AIM OF THE EXERCISE
Search the records below for the word "necessary". Pull out each line that has it.
────────────────
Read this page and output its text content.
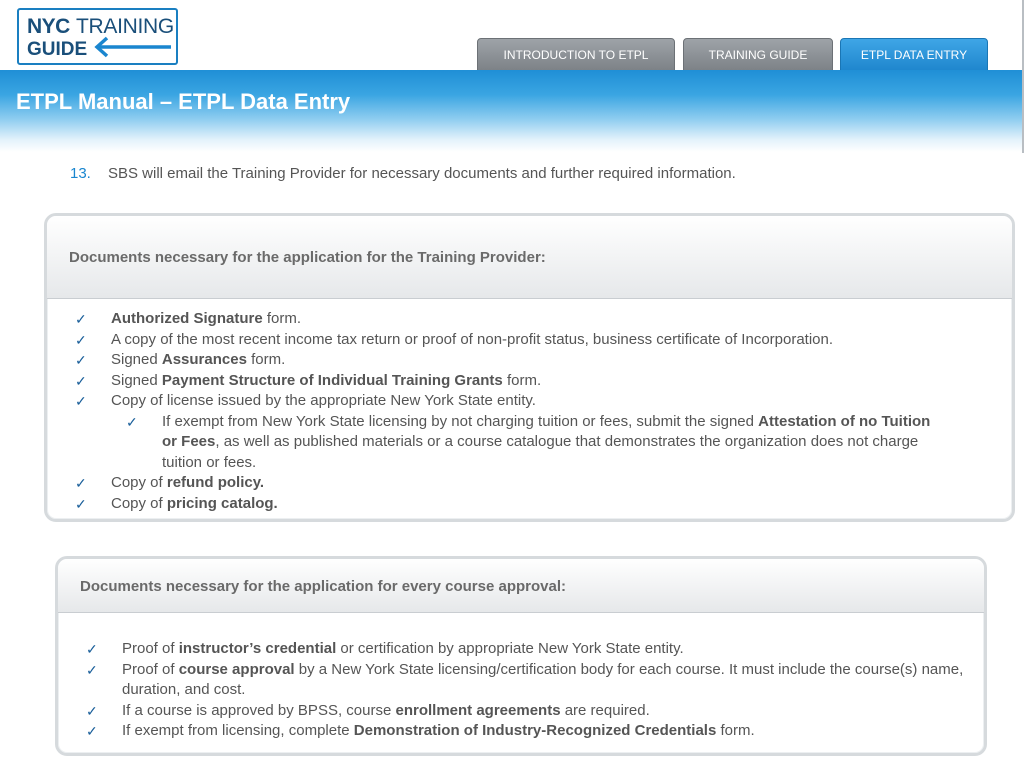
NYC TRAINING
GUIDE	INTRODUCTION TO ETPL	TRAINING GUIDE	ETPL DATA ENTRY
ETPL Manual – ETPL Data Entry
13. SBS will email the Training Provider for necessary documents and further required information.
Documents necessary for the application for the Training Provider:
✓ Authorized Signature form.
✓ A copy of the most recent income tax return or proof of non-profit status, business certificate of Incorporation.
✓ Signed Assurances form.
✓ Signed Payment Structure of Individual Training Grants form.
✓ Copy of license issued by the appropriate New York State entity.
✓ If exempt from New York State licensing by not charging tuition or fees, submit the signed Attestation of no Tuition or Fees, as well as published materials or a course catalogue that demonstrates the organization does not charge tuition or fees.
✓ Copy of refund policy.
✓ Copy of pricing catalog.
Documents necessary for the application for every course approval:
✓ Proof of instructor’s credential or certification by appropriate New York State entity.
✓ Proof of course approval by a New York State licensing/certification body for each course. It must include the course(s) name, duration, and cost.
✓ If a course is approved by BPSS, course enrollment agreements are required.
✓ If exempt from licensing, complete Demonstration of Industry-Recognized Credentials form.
────────────────
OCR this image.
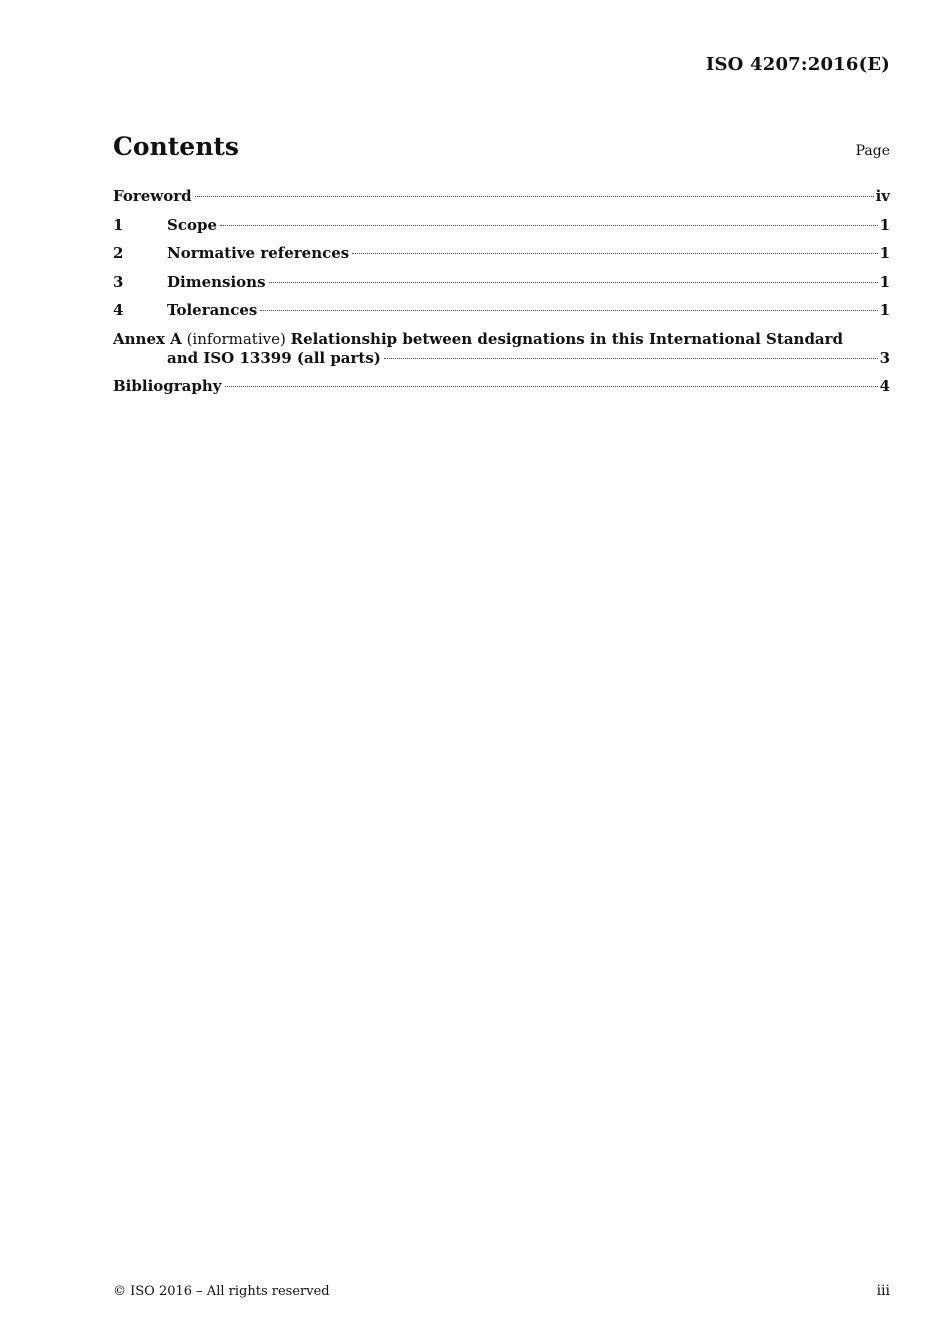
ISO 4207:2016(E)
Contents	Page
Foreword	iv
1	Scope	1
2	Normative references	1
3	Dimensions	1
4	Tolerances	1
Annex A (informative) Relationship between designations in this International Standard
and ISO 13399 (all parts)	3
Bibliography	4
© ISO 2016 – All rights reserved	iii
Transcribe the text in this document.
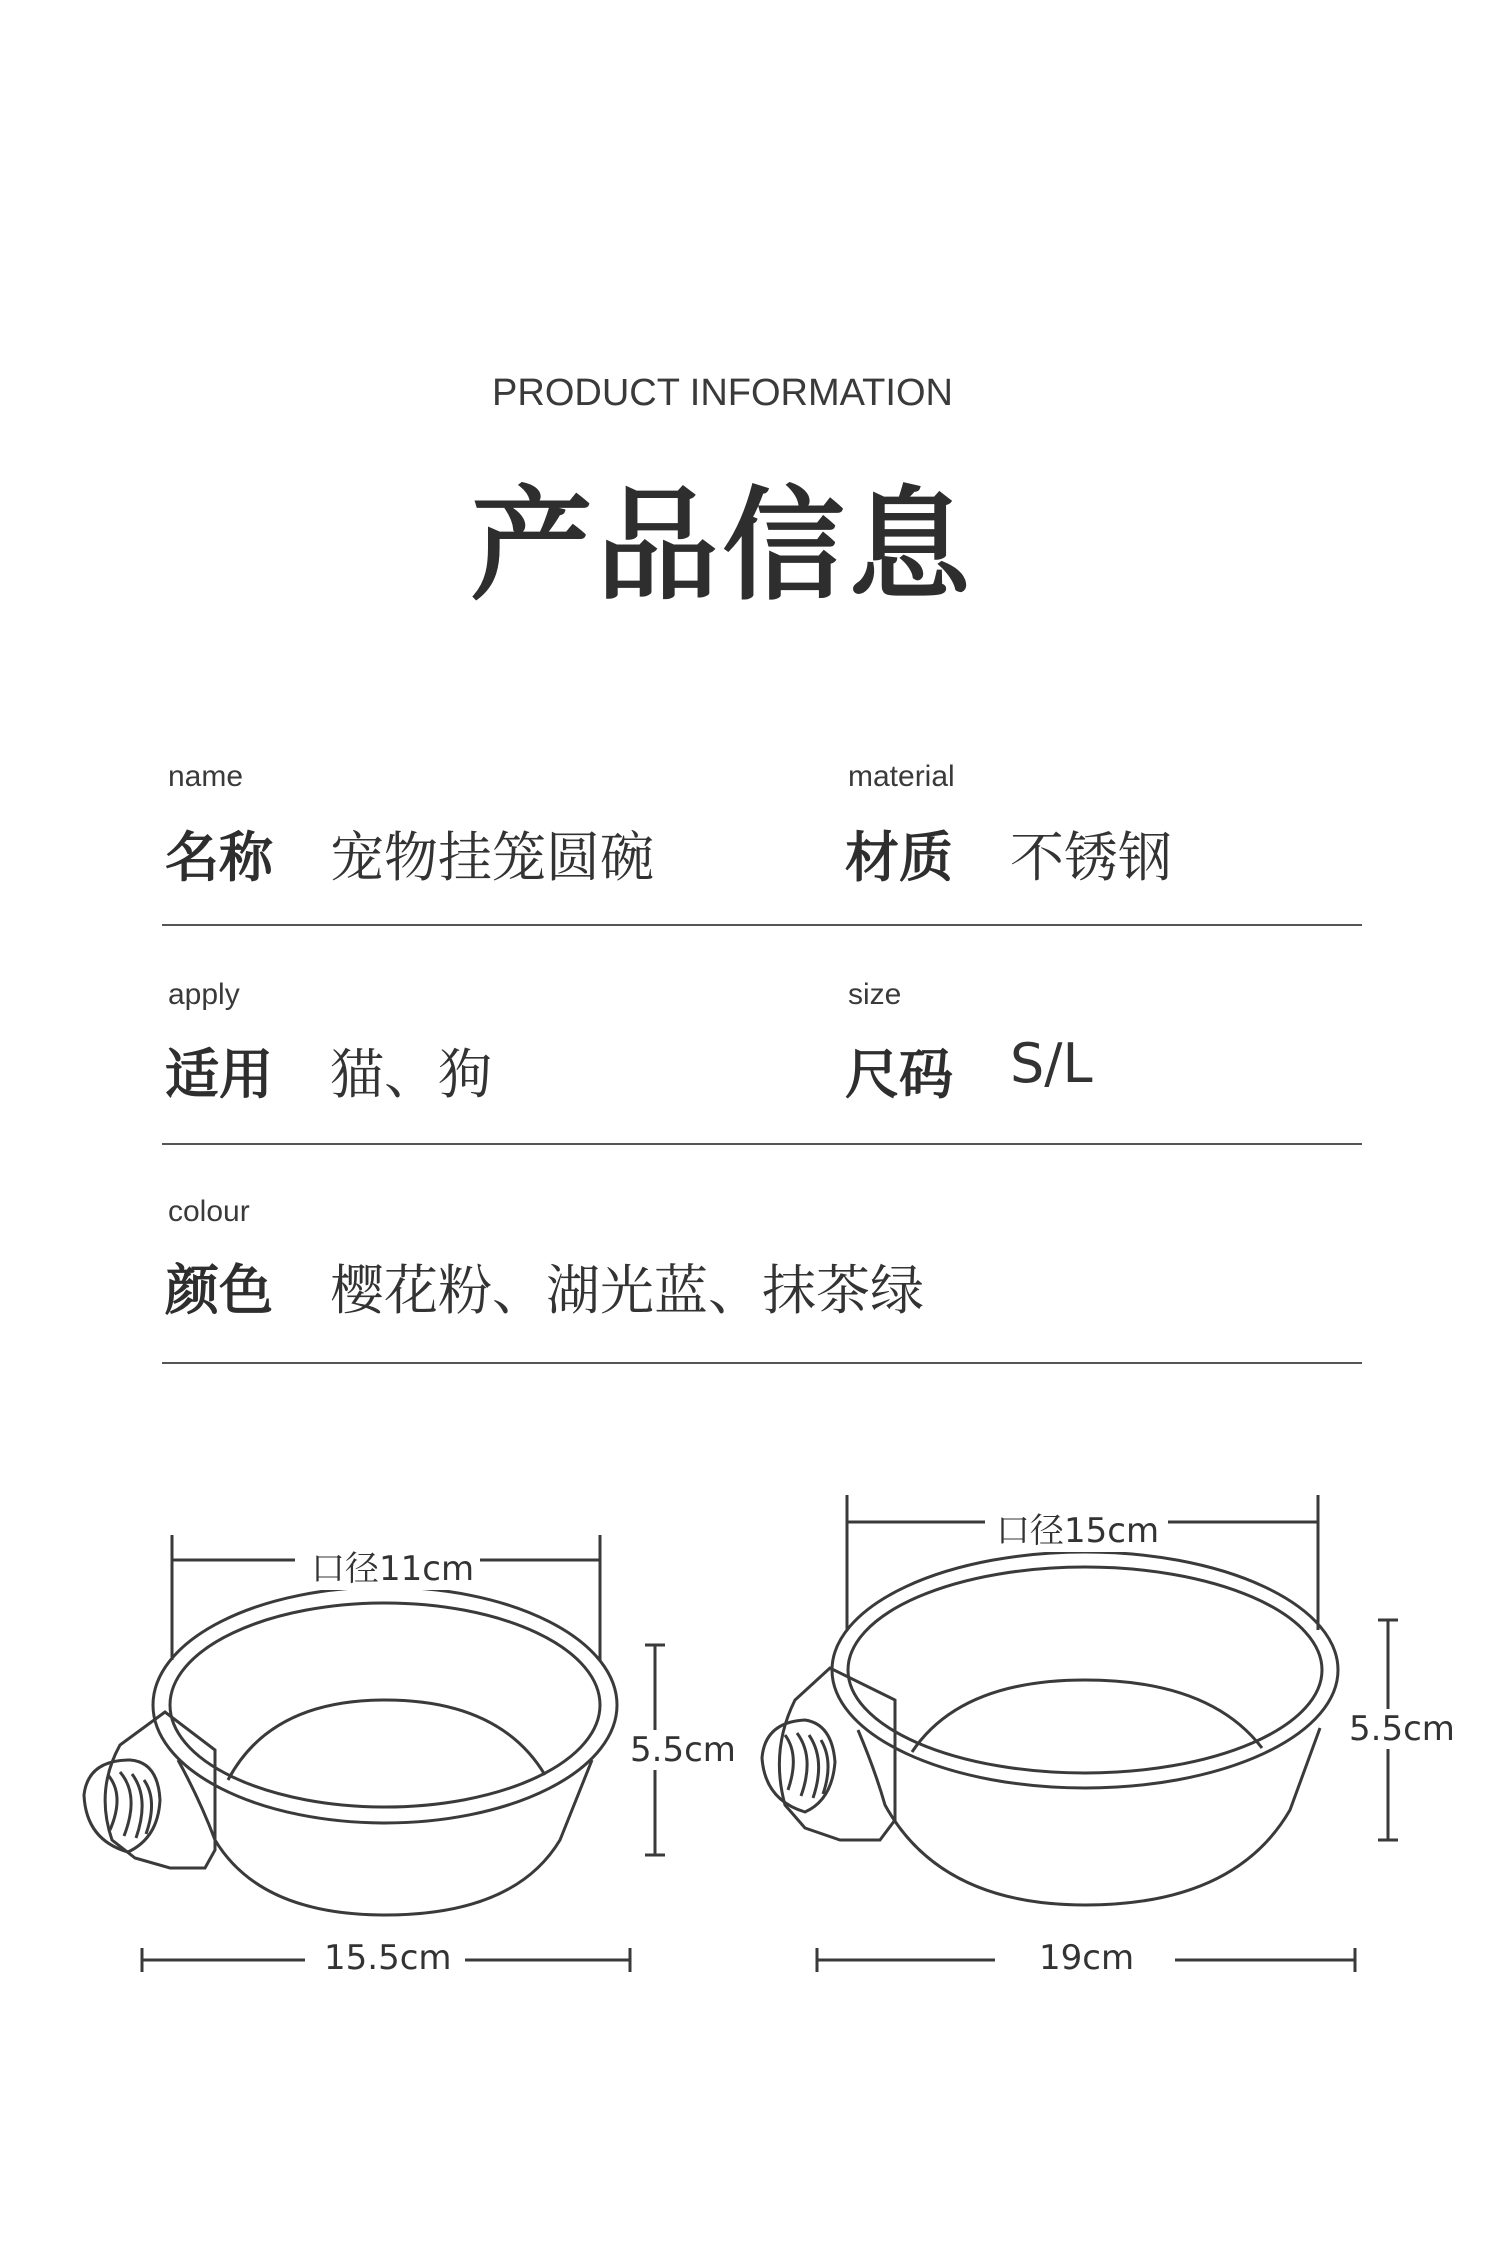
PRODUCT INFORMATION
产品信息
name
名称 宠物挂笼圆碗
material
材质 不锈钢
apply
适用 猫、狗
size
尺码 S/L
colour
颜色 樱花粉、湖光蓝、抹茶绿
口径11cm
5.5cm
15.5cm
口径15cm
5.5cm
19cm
────────────────
RESULT OF THE TASK
13. SBS will email the Training Provider for necessary documents and further required information.
Documents necessary for the application for the Training Provider:
Documents necessary for the application for every course approval:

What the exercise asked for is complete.